*** ENTRIES SUPPLIED Section Begins ***

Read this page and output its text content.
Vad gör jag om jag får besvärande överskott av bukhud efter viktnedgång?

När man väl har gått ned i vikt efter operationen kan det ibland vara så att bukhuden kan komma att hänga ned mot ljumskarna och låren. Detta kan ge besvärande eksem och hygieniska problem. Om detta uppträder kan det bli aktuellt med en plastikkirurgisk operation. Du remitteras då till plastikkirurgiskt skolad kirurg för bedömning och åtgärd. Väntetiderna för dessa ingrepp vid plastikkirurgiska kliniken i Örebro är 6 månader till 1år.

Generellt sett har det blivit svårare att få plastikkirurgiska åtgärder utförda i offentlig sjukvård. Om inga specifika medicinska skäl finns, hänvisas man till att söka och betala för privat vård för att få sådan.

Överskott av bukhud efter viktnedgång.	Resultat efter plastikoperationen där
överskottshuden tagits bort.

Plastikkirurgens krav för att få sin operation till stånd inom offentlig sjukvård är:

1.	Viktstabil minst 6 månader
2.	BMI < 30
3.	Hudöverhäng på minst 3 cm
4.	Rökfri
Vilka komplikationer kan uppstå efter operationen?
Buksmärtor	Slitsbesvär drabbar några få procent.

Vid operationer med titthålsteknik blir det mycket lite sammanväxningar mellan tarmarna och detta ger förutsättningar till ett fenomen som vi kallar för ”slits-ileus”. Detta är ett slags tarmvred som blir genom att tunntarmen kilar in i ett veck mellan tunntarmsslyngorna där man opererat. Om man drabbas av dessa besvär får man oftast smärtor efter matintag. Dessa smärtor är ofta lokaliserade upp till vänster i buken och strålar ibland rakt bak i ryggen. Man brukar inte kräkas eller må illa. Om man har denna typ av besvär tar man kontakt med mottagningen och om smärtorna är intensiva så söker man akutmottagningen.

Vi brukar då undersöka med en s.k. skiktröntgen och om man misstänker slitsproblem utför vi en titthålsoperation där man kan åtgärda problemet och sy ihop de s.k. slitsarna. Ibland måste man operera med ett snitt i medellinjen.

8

*** ENTRIES SUPPLIED Section Ends ***

▸ ABOUT THIS TASK: Give the material above again in its entirety, exactly as it appears.

▸ ANSWER TO THIS TASK:
Read this page and output its text content.
Vad gör jag om jag får besvärande överskott av bukhud efter viktnedgång?

När man väl har gått ned i vikt efter operationen kan det ibland vara så att bukhuden kan komma att hänga ned mot ljumskarna och låren. Detta kan ge besvärande eksem och hygieniska problem. Om detta uppträder kan det bli aktuellt med en plastikkirurgisk operation. Du remitteras då till plastikkirurgiskt skolad kirurg för bedömning och åtgärd. Väntetiderna för dessa ingrepp vid plastikkirurgiska kliniken i Örebro är 6 månader till 1år.

Generellt sett har det blivit svårare att få plastikkirurgiska åtgärder utförda i offentlig sjukvård. Om inga specifika medicinska skäl finns, hänvisas man till att söka och betala för privat vård för att få sådan.

Överskott av bukhud efter viktnedgång.	Resultat efter plastikoperationen där
överskottshuden tagits bort.

Plastikkirurgens krav för att få sin operation till stånd inom offentlig sjukvård är:

1.	Viktstabil minst 6 månader
2.	BMI < 30
3.	Hudöverhäng på minst 3 cm
4.	Rökfri
Vilka komplikationer kan uppstå efter operationen?
Buksmärtor	Slitsbesvär drabbar några få procent.

Vid operationer med titthålsteknik blir det mycket lite sammanväxningar mellan tarmarna och detta ger förutsättningar till ett fenomen som vi kallar för ”slits-ileus”. Detta är ett slags tarmvred som blir genom att tunntarmen kilar in i ett veck mellan tunntarmsslyngorna där man opererat. Om man drabbas av dessa besvär får man oftast smärtor efter matintag. Dessa smärtor är ofta lokaliserade upp till vänster i buken och strålar ibland rakt bak i ryggen. Man brukar inte kräkas eller må illa. Om man har denna typ av besvär tar man kontakt med mottagningen och om smärtorna är intensiva så söker man akutmottagningen.

Vi brukar då undersöka med en s.k. skiktröntgen och om man misstänker slitsproblem utför vi en titthålsoperation där man kan åtgärda problemet och sy ihop de s.k. slitsarna. Ibland måste man operera med ett snitt i medellinjen.

8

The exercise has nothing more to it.